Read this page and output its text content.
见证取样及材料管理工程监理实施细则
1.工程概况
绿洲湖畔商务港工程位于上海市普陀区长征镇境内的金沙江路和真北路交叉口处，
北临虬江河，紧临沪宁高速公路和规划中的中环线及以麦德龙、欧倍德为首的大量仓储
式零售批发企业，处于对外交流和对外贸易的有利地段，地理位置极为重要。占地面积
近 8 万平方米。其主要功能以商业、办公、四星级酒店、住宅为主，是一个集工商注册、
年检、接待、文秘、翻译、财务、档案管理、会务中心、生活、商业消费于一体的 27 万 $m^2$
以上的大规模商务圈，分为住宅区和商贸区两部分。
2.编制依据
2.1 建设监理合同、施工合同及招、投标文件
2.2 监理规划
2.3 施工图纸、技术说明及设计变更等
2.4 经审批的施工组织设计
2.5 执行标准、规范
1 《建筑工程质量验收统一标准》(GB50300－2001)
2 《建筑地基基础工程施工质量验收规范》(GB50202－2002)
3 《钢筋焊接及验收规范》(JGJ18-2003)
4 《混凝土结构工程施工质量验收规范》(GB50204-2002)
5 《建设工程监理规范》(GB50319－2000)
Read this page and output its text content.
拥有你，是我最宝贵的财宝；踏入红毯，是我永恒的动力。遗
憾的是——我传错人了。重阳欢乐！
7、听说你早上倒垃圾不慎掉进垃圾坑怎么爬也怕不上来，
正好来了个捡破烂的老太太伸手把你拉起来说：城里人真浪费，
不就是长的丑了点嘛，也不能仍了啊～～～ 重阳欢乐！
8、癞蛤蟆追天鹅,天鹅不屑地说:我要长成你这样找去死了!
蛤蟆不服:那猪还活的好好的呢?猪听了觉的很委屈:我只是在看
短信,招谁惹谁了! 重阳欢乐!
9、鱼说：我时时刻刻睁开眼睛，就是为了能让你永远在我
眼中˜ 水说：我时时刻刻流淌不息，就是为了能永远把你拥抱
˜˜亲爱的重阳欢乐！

══════════════════════════════

DIRECTIVE:
Copy all the records above exactly, missing none.

ANSWER BELOW:
Read this page and output its text content.
见证取样及材料管理工程监理实施细则
1.工程概况
绿洲湖畔商务港工程位于上海市普陀区长征镇境内的金沙江路和真北路交叉口处，
北临虬江河，紧临沪宁高速公路和规划中的中环线及以麦德龙、欧倍德为首的大量仓储
式零售批发企业，处于对外交流和对外贸易的有利地段，地理位置极为重要。占地面积
近 8 万平方米。其主要功能以商业、办公、四星级酒店、住宅为主，是一个集工商注册、
年检、接待、文秘、翻译、财务、档案管理、会务中心、生活、商业消费于一体的 27 万 $m^2$
以上的大规模商务圈，分为住宅区和商贸区两部分。
2.编制依据
2.1 建设监理合同、施工合同及招、投标文件
2.2 监理规划
2.3 施工图纸、技术说明及设计变更等
2.4 经审批的施工组织设计
2.5 执行标准、规范
1 《建筑工程质量验收统一标准》(GB50300－2001)
2 《建筑地基基础工程施工质量验收规范》(GB50202－2002)
3 《钢筋焊接及验收规范》(JGJ18-2003)
4 《混凝土结构工程施工质量验收规范》(GB50204-2002)
5 《建设工程监理规范》(GB50319－2000)
Read this page and output its text content.
拥有你，是我最宝贵的财宝；踏入红毯，是我永恒的动力。遗
憾的是——我传错人了。重阳欢乐！
7、听说你早上倒垃圾不慎掉进垃圾坑怎么爬也怕不上来，
正好来了个捡破烂的老太太伸手把你拉起来说：城里人真浪费，
不就是长的丑了点嘛，也不能仍了啊～～～ 重阳欢乐！
8、癞蛤蟆追天鹅,天鹅不屑地说:我要长成你这样找去死了!
蛤蟆不服:那猪还活的好好的呢?猪听了觉的很委屈:我只是在看
短信,招谁惹谁了! 重阳欢乐!
9、鱼说：我时时刻刻睁开眼睛，就是为了能让你永远在我
眼中˜ 水说：我时时刻刻流淌不息，就是为了能永远把你拥抱
˜˜亲爱的重阳欢乐！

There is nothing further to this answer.